Directions for this task.
Wherever the word "voice" appears in a line, copy that line.

Task material.
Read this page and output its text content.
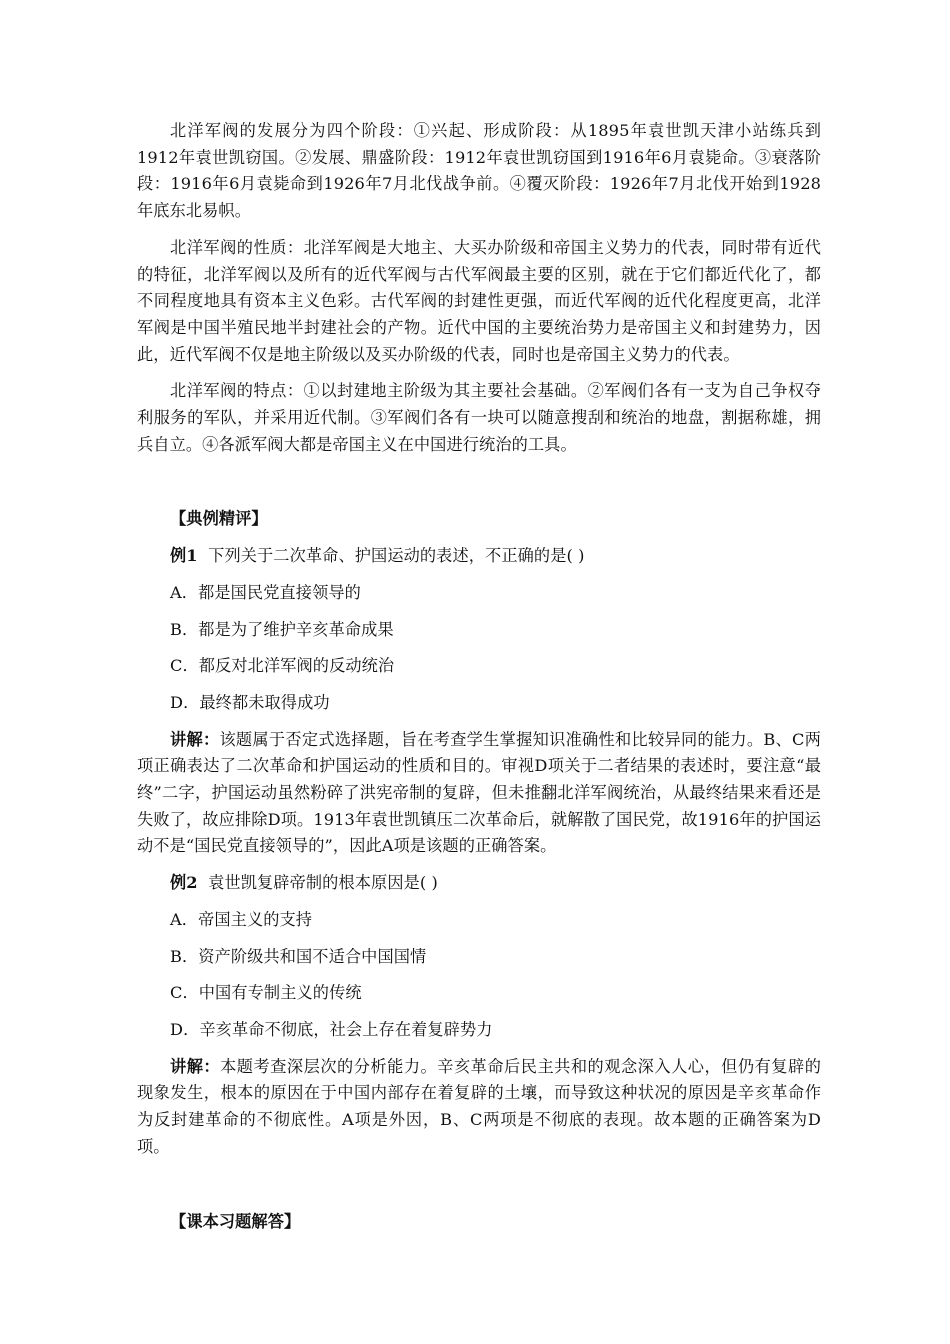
北洋军阀的发展分为四个阶段：①兴起、形成阶段：从1895年袁世凯天津小站练兵到1912年袁世凯窃国。②发展、鼎盛阶段：1912年袁世凯窃国到1916年6月袁毙命。③衰落阶段：1916年6月袁毙命到1926年7月北伐战争前。④覆灭阶段：1926年7月北伐开始到1928年底东北易帜。

北洋军阀的性质：北洋军阀是大地主、大买办阶级和帝国主义势力的代表，同时带有近代的特征，北洋军阀以及所有的近代军阀与古代军阀最主要的区别，就在于它们都近代化了，都不同程度地具有资本主义色彩。古代军阀的封建性更强，而近代军阀的近代化程度更高，北洋军阀是中国半殖民地半封建社会的产物。近代中国的主要统治势力是帝国主义和封建势力，因此，近代军阀不仅是地主阶级以及买办阶级的代表，同时也是帝国主义势力的代表。

北洋军阀的特点：①以封建地主阶级为其主要社会基础。②军阀们各有一支为自己争权夺利服务的军队，并采用近代制。③军阀们各有一块可以随意搜刮和统治的地盘，割据称雄，拥兵自立。④各派军阀大都是帝国主义在中国进行统治的工具。

【典例精评】

例1 下列关于二次革命、护国运动的表述，不正确的是( )

A．都是国民党直接领导的

B．都是为了维护辛亥革命成果

C．都反对北洋军阀的反动统治

D．最终都未取得成功

讲解：该题属于否定式选择题，旨在考查学生掌握知识准确性和比较异同的能力。B、C两项正确表达了二次革命和护国运动的性质和目的。审视D项关于二者结果的表述时，要注意“最终”二字，护国运动虽然粉碎了洪宪帝制的复辟，但未推翻北洋军阀统治，从最终结果来看还是失败了，故应排除D项。1913年袁世凯镇压二次革命后，就解散了国民党，故1916年的护国运动不是“国民党直接领导的”，因此A项是该题的正确答案。

例2 袁世凯复辟帝制的根本原因是( )

A．帝国主义的支持

B．资产阶级共和国不适合中国国情

C．中国有专制主义的传统

D．辛亥革命不彻底，社会上存在着复辟势力

讲解：本题考查深层次的分析能力。辛亥革命后民主共和的观念深入人心，但仍有复辟的现象发生，根本的原因在于中国内部存在着复辟的土壤，而导致这种状况的原因是辛亥革命作为反封建革命的不彻底性。A项是外因，B、C两项是不彻底的表现。故本题的正确答案为D项。

【课本习题解答】
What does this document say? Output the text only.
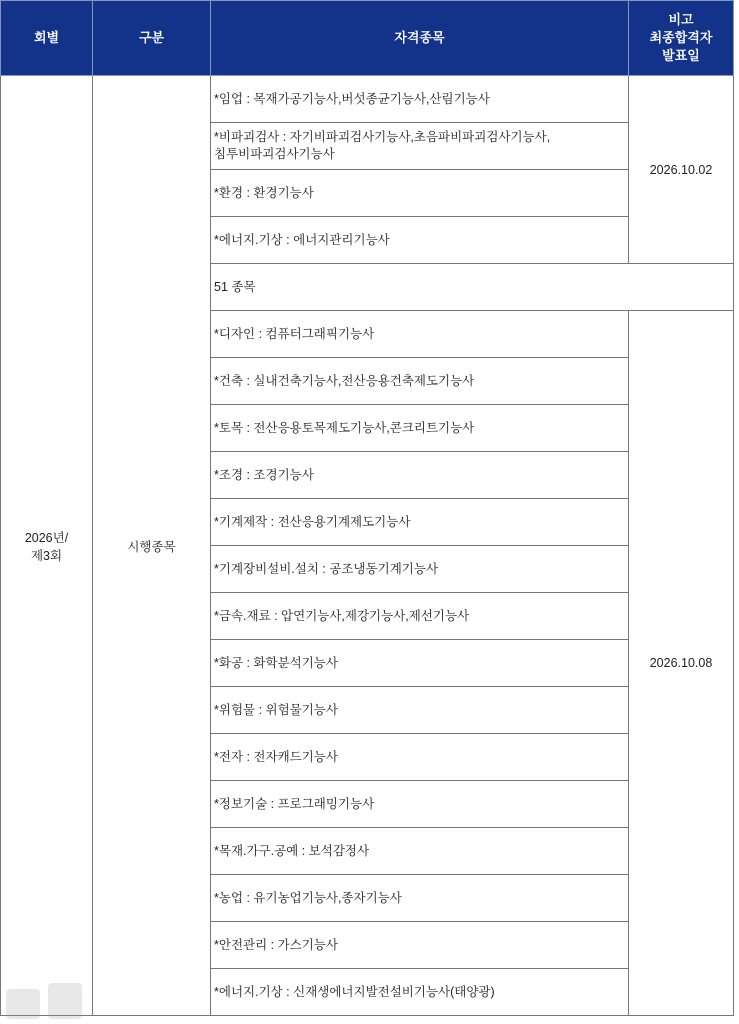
회별	구분	자격종목	비고
최종합격자
발표일

2026년/
제3회	시행종목	*임업 : 목재가공기능사,버섯종균기능사,산림기능사	2026.10.02
		*비파괴검사 : 자기비파괴검사기능사,초음파비파괴검사기능사,침투비파괴검사기능사	
		*환경 : 환경기능사	
		*에너지.기상 : 에너지관리기능사	
		51 종목	
		*디자인 : 컴퓨터그래픽기능사	2026.10.08
		*건축 : 실내건축기능사,전산응용건축제도기능사	
		*토목 : 전산응용토목제도기능사,콘크리트기능사	
		*조경 : 조경기능사	
		*기계제작 : 전산응용기계제도기능사	
		*기계장비설비.설치 : 공조냉동기계기능사	
		*금속.재료 : 압연기능사,제강기능사,제선기능사	
		*화공 : 화학분석기능사	
		*위험물 : 위험물기능사	
		*전자 : 전자캐드기능사	
		*정보기술 : 프로그래밍기능사	
		*목재.가구.공예 : 보석감정사	
		*농업 : 유기농업기능사,종자기능사	
		*안전관리 : 가스기능사	
		*에너지.기상 : 신재생에너지발전설비기능사(태양광)	
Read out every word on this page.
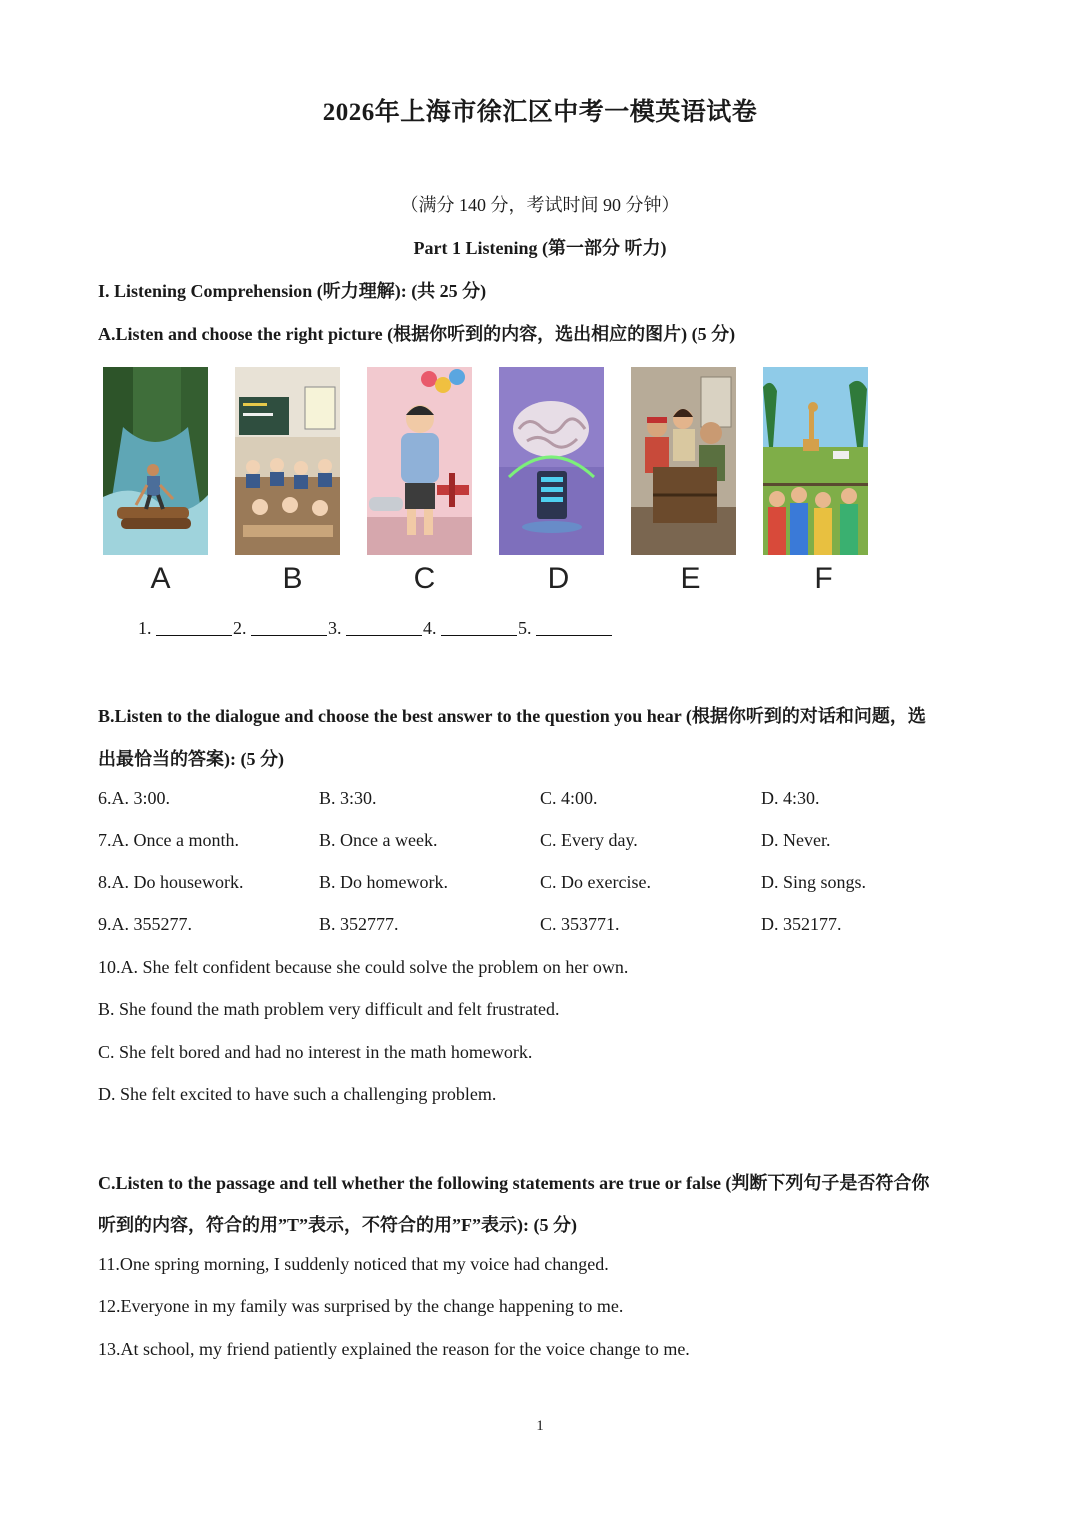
2026年上海市徐汇区中考一模英语试卷
（满分 140 分，考试时间 90 分钟）
Part 1 Listening (第一部分 听力)
I. Listening Comprehension (听力理解): (共 25 分)
A.Listen and choose the right picture (根据你听到的内容，选出相应的图片) (5 分)
A	B	C	D	E	F
1.	2.	3.	4.	5.
B.Listen to the dialogue and choose the best answer to the question you hear (根据你听到的对话和问题，选
出最恰当的答案): (5 分)
6.A. 3:00.	B. 3:30.	C. 4:00.	D. 4:30.
7.A. Once a month.	B. Once a week.	C. Every day.	D. Never.
8.A. Do housework.	B. Do homework.	C. Do exercise.	D. Sing songs.
9.A. 355277.	B. 352777.	C. 353771.	D. 352177.
10.A. She felt confident because she could solve the problem on her own.
B. She found the math problem very difficult and felt frustrated.
C. She felt bored and had no interest in the math homework.
D. She felt excited to have such a challenging problem.
C.Listen to the passage and tell whether the following statements are true or false (判断下列句子是否符合你
听到的内容，符合的用”T”表示，不符合的用”F”表示): (5 分)
11.One spring morning, I suddenly noticed that my voice had changed.
12.Everyone in my family was surprised by the change happening to me.
13.At school, my friend patiently explained the reason for the voice change to me.
1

Right answer.
11.One spring morning, I suddenly noticed that my voice had changed.
13.At school, my friend patiently explained the reason for the voice change to me.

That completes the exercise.